Problem description:
How many lines of the records hold the string "image"? Reply with the number alone.

Dataset rows about figures
•••

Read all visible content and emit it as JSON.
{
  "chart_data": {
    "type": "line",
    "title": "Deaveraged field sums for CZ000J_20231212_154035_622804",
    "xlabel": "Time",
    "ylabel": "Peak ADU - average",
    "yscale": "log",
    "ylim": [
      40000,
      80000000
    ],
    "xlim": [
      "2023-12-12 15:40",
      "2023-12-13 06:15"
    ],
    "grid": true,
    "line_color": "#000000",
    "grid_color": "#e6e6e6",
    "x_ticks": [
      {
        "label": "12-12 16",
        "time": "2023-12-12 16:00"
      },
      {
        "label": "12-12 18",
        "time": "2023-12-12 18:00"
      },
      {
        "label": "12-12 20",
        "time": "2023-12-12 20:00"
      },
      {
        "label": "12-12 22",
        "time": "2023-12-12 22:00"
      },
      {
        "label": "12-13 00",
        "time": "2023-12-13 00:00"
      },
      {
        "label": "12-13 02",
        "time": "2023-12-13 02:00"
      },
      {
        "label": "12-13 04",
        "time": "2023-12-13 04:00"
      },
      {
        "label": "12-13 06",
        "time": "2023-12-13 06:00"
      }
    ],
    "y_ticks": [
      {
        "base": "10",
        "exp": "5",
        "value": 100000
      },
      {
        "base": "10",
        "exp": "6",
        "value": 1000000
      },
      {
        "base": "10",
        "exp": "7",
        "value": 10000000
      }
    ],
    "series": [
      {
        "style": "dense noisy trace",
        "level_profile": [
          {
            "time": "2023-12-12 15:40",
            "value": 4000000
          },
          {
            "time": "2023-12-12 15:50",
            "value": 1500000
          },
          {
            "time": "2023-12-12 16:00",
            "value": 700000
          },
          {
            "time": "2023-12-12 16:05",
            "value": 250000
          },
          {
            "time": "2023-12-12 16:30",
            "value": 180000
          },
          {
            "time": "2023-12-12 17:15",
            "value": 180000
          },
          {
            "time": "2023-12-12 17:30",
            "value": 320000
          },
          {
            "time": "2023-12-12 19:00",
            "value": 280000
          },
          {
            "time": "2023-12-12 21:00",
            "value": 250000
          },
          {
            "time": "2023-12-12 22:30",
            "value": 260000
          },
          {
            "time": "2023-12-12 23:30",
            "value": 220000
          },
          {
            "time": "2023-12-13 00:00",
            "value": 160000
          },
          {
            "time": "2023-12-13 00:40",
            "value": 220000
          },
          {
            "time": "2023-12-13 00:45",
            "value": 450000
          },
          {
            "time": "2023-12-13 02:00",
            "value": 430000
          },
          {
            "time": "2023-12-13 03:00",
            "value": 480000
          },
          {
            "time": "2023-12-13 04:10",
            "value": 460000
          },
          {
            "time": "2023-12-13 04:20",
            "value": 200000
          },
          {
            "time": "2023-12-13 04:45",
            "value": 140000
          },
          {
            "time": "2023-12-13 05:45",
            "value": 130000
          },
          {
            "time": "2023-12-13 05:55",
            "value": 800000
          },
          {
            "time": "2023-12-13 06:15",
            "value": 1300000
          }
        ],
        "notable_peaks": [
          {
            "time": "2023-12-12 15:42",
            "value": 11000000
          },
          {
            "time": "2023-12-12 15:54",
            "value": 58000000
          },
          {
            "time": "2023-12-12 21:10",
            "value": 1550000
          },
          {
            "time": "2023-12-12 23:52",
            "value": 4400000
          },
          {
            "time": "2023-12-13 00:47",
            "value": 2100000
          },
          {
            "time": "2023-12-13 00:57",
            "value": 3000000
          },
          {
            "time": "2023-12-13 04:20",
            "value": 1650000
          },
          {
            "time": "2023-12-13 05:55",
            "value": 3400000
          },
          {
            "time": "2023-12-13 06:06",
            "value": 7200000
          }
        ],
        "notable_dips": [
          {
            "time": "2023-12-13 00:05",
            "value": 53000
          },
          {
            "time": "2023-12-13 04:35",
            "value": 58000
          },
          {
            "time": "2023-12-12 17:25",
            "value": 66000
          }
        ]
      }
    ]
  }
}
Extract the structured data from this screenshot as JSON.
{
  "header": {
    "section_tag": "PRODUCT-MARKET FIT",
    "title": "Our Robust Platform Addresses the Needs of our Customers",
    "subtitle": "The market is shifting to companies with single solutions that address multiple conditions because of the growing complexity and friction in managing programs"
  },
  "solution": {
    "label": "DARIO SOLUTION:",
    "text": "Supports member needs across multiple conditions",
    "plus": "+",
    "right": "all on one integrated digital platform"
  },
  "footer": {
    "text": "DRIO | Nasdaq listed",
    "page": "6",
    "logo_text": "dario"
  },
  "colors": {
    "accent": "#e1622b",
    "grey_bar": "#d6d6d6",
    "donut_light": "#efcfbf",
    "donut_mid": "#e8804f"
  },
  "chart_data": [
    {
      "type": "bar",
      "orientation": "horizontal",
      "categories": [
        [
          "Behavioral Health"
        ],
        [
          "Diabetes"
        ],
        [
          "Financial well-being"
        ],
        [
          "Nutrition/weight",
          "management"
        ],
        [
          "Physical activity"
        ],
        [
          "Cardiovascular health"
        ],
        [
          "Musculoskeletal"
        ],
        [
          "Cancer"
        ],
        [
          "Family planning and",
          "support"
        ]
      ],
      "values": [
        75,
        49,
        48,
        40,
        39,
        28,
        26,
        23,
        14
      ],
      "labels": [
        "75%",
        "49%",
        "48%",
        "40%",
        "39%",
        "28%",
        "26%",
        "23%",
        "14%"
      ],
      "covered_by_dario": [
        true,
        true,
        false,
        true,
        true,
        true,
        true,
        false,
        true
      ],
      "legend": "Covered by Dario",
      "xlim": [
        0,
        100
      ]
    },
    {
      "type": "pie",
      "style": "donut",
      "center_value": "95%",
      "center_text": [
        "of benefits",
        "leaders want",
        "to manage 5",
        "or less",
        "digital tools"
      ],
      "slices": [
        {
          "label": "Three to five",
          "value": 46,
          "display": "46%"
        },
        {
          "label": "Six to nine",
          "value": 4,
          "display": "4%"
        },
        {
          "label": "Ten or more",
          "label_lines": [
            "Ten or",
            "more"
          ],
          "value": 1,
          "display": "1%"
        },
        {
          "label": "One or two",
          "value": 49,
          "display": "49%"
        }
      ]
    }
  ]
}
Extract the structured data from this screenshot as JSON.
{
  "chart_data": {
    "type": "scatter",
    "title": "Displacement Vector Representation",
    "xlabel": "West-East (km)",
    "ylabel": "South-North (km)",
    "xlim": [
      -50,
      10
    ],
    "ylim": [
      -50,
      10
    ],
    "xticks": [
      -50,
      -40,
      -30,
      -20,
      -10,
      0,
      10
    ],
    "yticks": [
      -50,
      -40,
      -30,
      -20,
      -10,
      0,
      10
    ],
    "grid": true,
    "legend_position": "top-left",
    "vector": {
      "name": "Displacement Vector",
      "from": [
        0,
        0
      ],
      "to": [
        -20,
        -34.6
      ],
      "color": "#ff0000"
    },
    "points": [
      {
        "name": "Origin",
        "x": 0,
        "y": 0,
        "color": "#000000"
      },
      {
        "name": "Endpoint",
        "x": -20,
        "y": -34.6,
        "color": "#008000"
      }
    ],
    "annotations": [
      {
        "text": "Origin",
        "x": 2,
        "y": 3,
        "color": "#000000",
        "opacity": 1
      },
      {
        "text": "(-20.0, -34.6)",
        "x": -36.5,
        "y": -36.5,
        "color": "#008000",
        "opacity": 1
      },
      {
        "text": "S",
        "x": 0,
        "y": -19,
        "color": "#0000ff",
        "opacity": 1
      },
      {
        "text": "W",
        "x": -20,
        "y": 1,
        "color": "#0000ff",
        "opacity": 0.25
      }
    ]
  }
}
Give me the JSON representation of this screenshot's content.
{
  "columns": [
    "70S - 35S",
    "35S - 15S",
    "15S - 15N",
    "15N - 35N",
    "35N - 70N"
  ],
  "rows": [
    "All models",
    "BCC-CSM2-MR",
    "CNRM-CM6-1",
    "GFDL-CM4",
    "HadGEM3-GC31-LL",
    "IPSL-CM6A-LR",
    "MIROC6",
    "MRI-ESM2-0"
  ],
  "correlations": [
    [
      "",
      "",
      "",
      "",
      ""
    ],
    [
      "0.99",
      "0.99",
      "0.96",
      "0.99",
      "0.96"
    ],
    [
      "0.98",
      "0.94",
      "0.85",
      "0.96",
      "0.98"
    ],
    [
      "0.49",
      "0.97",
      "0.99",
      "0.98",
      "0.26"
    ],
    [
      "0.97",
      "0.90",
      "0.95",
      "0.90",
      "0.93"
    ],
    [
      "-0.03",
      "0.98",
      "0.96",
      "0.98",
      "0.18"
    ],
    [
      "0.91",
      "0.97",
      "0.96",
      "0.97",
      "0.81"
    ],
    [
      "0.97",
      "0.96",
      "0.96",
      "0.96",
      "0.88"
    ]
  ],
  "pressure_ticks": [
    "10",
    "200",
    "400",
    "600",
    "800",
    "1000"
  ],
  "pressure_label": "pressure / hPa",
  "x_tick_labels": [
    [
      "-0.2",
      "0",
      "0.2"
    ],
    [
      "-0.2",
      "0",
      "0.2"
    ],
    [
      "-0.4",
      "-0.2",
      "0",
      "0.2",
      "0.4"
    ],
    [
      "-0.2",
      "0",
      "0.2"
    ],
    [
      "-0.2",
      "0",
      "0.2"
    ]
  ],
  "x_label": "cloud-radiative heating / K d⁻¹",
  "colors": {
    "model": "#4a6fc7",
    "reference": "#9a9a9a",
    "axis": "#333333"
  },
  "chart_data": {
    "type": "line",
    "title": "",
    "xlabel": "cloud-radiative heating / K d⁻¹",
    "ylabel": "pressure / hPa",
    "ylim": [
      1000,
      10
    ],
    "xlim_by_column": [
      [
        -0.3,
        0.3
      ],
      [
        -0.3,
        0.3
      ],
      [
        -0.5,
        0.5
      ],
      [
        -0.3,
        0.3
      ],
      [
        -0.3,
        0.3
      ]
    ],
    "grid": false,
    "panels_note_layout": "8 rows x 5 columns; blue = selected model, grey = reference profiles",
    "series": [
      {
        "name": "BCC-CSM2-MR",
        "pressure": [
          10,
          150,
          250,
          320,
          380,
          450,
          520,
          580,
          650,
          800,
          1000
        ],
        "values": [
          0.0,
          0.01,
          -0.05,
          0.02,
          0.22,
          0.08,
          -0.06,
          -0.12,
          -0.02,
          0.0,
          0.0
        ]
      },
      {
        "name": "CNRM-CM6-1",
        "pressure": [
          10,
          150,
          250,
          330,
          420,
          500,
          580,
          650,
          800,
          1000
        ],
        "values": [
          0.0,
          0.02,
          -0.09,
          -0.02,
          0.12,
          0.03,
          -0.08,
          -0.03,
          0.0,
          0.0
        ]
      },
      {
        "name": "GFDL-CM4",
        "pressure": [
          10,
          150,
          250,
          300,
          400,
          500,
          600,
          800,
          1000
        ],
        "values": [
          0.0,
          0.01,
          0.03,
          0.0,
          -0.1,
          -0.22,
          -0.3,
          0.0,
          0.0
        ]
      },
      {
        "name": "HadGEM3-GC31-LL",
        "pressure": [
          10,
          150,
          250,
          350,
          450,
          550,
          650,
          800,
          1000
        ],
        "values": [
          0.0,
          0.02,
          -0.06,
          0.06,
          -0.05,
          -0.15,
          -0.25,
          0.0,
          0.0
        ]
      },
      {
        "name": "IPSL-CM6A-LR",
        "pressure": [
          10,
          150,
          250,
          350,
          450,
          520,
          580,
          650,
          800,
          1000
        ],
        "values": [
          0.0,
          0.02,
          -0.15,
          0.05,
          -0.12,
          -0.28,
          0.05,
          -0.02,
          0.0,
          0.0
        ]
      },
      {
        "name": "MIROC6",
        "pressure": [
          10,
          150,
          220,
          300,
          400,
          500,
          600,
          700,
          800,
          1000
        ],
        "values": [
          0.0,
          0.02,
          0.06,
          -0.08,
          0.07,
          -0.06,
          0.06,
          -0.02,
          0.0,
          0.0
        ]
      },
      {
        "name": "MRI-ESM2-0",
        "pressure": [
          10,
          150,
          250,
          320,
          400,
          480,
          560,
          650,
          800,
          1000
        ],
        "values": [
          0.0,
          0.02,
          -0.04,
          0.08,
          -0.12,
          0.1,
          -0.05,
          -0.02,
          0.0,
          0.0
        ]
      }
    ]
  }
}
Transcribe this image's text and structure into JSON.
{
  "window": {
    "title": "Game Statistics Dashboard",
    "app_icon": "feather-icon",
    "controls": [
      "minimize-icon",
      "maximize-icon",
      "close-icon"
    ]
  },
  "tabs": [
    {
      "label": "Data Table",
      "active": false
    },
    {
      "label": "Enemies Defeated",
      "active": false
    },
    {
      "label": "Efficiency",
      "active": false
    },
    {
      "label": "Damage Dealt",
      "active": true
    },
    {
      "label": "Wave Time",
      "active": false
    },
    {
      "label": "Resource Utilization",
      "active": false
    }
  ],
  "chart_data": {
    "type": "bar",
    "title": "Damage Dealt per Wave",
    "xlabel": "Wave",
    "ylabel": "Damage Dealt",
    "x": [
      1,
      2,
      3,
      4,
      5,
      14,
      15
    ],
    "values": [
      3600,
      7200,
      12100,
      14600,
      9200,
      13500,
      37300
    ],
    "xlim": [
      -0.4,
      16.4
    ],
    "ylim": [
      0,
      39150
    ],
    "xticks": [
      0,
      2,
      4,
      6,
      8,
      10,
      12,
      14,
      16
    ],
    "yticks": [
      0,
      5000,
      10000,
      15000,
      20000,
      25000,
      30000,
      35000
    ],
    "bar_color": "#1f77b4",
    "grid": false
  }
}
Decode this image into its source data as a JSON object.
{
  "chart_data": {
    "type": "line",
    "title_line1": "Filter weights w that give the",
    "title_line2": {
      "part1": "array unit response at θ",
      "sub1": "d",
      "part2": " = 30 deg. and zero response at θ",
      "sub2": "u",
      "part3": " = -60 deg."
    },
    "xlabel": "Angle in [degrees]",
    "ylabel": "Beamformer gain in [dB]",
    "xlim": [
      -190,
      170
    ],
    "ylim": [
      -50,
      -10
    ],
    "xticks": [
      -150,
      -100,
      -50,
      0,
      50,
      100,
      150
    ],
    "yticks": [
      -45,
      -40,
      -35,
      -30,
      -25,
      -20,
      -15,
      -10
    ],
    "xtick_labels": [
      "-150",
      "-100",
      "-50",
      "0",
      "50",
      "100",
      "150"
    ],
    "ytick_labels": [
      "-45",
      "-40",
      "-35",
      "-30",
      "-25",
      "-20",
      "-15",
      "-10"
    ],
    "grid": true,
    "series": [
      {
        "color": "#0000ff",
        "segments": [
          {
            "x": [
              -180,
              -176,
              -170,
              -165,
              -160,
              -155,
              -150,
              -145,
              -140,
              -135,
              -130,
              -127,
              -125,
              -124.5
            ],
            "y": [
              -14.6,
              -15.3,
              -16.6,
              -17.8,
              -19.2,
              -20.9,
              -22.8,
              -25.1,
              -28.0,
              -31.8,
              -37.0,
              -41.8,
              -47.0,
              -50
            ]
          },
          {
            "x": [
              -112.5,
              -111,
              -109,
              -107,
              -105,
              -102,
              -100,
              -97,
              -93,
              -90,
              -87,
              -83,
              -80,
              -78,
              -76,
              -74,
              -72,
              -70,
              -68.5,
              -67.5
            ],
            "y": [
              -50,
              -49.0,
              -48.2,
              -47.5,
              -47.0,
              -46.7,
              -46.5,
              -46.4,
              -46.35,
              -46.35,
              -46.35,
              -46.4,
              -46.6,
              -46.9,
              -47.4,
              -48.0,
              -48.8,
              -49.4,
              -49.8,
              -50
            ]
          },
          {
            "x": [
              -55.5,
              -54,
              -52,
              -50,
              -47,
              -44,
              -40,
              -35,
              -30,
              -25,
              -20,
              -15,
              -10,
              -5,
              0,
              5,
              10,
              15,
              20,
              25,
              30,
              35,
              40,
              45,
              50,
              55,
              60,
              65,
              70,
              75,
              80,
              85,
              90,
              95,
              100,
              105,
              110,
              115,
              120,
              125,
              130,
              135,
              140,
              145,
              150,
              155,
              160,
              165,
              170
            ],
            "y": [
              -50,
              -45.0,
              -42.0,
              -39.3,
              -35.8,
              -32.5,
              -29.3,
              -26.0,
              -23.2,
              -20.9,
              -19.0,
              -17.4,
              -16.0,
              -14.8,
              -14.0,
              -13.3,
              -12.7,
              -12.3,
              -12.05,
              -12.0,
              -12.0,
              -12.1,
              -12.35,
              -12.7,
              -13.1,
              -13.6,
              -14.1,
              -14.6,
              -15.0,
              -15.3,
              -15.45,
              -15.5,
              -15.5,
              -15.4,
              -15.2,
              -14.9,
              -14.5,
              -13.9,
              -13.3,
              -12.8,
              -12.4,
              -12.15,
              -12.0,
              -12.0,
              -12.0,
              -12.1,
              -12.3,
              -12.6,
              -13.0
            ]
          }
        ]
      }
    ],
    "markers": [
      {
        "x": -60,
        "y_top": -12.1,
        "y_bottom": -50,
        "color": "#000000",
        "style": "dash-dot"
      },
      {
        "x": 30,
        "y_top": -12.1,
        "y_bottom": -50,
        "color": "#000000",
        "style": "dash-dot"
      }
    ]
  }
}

•••

Output for this task:
2